GIVEN PASSAGE:
((

Taulia played in Maryland’s win over Michigan State on Saturday but was not made available to the media afterward. He said Tuesday he was able to go to Florida and spend some time with his brother, who suffered a concussion four days after taking a hit in another game but was cleared to return.

“He’s doing good, everything’s fine,” he said. “My biggest thing was just seeing him and spending as much time as I can with him. I came back Sunday night.”

Tagovailoa said he appreciates the support for his brother.

“My brother’s my heart. He’s someone I look up to, someone I talk to every day,” he said. “It was just a hard scene for me to see that.”

Tagovailoa said he was in constant contact with his mother about his brother’s situation, and he was finally able to talk to Tua on Friday night.

“I really just wanted to go there and just spend time with my family, hug them and stuff like that,” Taulia Tagovailoa said. “But he told me he’s a big fan of us, and he’d rather watch me play on Saturday. … After that phone call, I was happy and getting back to my normal routine.”

Tagovailoa indicated that his brother’s injury didn’t make him too nervous about his own health when he took the field again.

“I guess when that happens to someone like my brother, or when anything happens to one of my family members, I don’t really think of how it will be able to affect me,” he said. “I just think of: `Is he OK? How’s he doing?”‘

Although it was a short visit to Florida, he said he and Tua made the most of their chance to be together.

“I just wanted to make sure he’s healthy and stuff, which he is,” Taulia Tagovailoa said.

))

From the text on Taulia Tagovailoa's visit with his brother, transcribe the portion that begins with the words "Taulia played in" and stops after "for his brother.".

DATASET EXTRACT:
((

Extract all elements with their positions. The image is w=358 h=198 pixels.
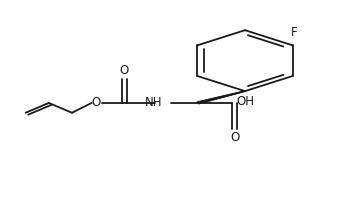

))
((

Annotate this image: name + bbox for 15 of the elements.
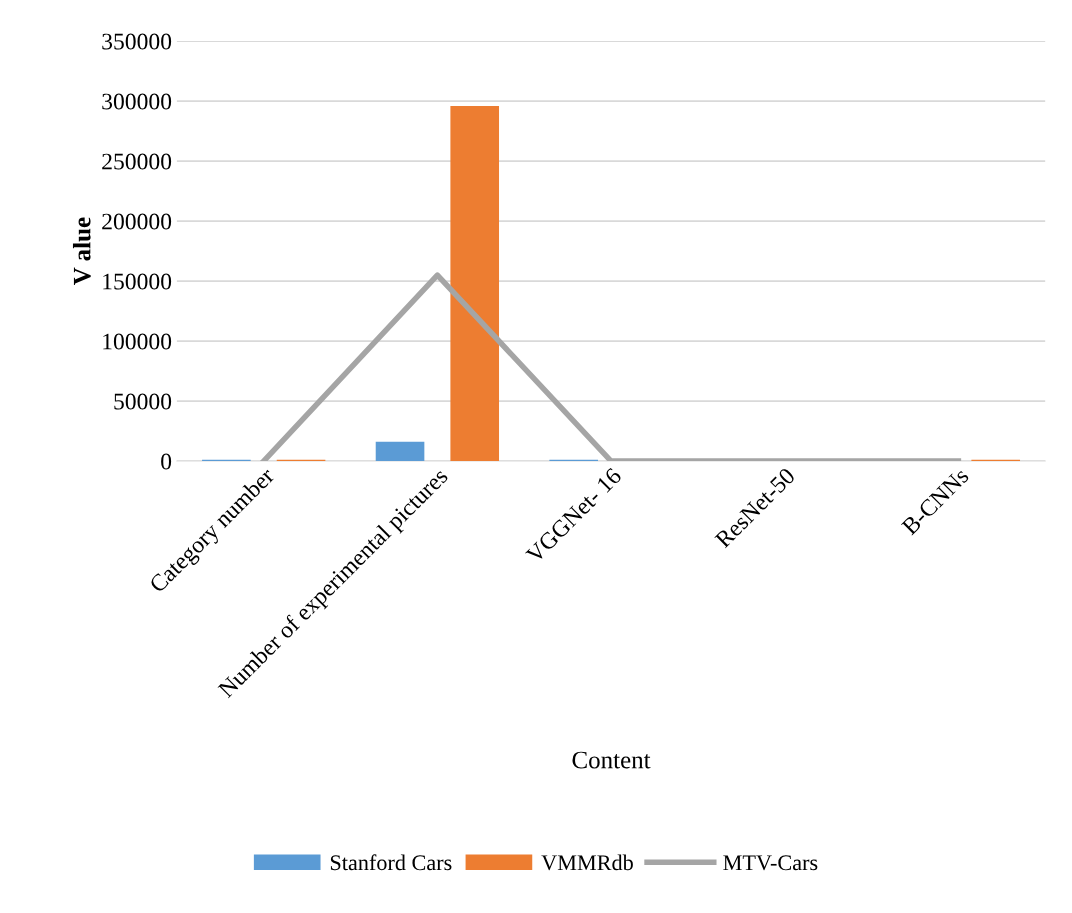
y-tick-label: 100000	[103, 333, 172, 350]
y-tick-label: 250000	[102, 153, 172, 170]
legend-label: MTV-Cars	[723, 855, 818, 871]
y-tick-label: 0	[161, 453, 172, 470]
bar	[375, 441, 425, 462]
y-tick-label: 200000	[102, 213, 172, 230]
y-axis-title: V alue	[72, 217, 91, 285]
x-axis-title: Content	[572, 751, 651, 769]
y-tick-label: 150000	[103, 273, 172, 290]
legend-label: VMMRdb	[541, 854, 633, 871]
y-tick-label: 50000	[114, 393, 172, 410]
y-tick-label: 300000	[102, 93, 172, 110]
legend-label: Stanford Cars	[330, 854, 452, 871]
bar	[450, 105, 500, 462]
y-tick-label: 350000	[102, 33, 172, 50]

))

THE ANSWER:
Taulia played in Maryland’s win over Michigan State on Saturday but was not made available to the media afterward. He said Tuesday he was able to go to Florida and spend some time with his brother, who suffered a concussion four days after taking a hit in another game but was cleared to return.

“He’s doing good, everything’s fine,” he said. “My biggest thing was just seeing him and spending as much time as I can with him. I came back Sunday night.”

Tagovailoa said he appreciates the support for his brother.